── RECORDED DATA ──
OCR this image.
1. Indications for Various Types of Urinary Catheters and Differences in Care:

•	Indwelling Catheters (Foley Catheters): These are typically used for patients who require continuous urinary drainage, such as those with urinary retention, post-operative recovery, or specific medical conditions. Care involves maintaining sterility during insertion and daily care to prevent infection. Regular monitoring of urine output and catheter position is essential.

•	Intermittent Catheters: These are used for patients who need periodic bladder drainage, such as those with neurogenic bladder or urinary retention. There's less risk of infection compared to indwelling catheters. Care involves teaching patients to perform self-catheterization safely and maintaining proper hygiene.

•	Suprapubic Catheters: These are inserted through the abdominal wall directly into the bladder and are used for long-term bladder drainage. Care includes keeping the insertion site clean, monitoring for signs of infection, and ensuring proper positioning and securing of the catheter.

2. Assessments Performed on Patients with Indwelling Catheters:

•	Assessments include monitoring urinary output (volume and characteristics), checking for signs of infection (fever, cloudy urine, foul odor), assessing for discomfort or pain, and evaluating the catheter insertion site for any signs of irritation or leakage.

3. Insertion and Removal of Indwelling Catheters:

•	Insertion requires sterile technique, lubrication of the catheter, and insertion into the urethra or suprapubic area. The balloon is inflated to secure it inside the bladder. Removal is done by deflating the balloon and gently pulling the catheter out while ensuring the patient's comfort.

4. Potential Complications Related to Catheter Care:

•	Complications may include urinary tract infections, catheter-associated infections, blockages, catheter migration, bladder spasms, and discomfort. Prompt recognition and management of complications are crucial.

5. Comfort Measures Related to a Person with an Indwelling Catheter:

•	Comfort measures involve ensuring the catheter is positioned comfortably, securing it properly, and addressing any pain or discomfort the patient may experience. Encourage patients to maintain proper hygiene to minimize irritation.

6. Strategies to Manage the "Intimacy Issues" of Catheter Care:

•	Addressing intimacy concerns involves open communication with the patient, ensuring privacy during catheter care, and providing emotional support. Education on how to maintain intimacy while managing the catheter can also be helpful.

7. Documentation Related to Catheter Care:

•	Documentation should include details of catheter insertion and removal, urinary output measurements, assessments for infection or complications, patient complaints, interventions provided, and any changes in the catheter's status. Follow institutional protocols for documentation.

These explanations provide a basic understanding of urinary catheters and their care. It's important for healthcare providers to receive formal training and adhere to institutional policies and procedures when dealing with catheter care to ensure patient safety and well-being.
───
── RECORDED DATA ──
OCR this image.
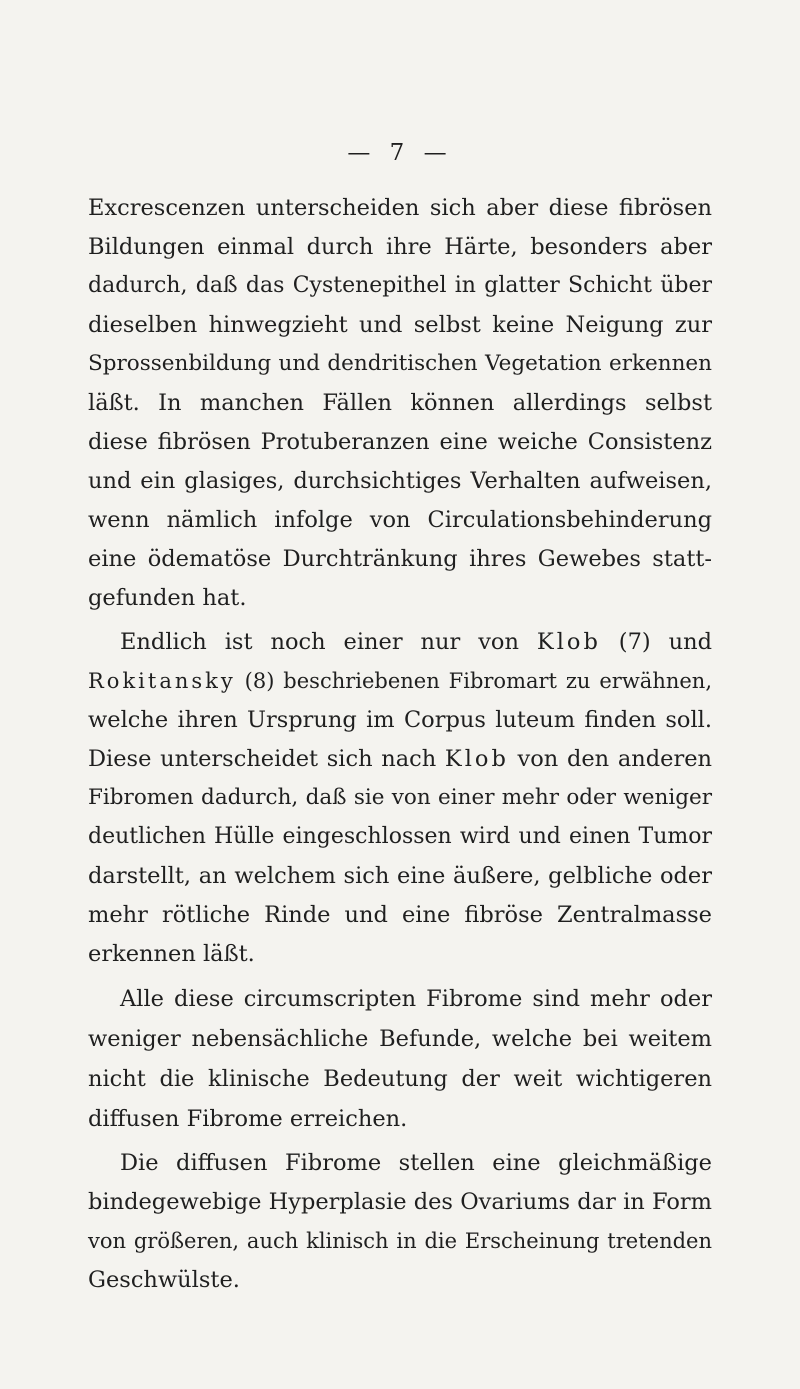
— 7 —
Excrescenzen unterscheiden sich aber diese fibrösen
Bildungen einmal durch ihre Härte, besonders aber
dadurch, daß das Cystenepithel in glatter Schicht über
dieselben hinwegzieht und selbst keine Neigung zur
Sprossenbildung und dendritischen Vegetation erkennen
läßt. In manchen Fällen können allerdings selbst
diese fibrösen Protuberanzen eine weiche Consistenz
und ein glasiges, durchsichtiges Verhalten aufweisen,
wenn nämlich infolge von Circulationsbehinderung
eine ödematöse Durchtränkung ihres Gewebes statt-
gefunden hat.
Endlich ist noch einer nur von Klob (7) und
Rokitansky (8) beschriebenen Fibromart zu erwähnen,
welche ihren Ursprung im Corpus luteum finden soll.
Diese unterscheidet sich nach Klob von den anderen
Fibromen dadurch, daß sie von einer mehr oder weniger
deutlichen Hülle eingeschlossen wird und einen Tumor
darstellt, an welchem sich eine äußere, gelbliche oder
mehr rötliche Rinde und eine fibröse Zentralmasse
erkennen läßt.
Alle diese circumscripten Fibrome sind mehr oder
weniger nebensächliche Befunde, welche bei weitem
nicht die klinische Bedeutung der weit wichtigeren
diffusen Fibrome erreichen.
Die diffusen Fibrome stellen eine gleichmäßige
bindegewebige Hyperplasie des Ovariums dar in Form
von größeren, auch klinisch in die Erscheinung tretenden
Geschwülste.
───
THE PROBLEM:
The word "site" may appear in several lines of the data; copy every line where it does.

RESPONSE TO THIS TASK:
•	Suprapubic Catheters: These are inserted through the abdominal wall directly into the bladder and are used for long-term bladder drainage. Care includes keeping the insertion site clean, monitoring for signs of infection, and ensuring proper positioning and securing of the catheter.
•	Assessments include monitoring urinary output (volume and characteristics), checking for signs of infection (fever, cloudy urine, foul odor), assessing for discomfort or pain, and evaluating the catheter insertion site for any signs of irritation or leakage.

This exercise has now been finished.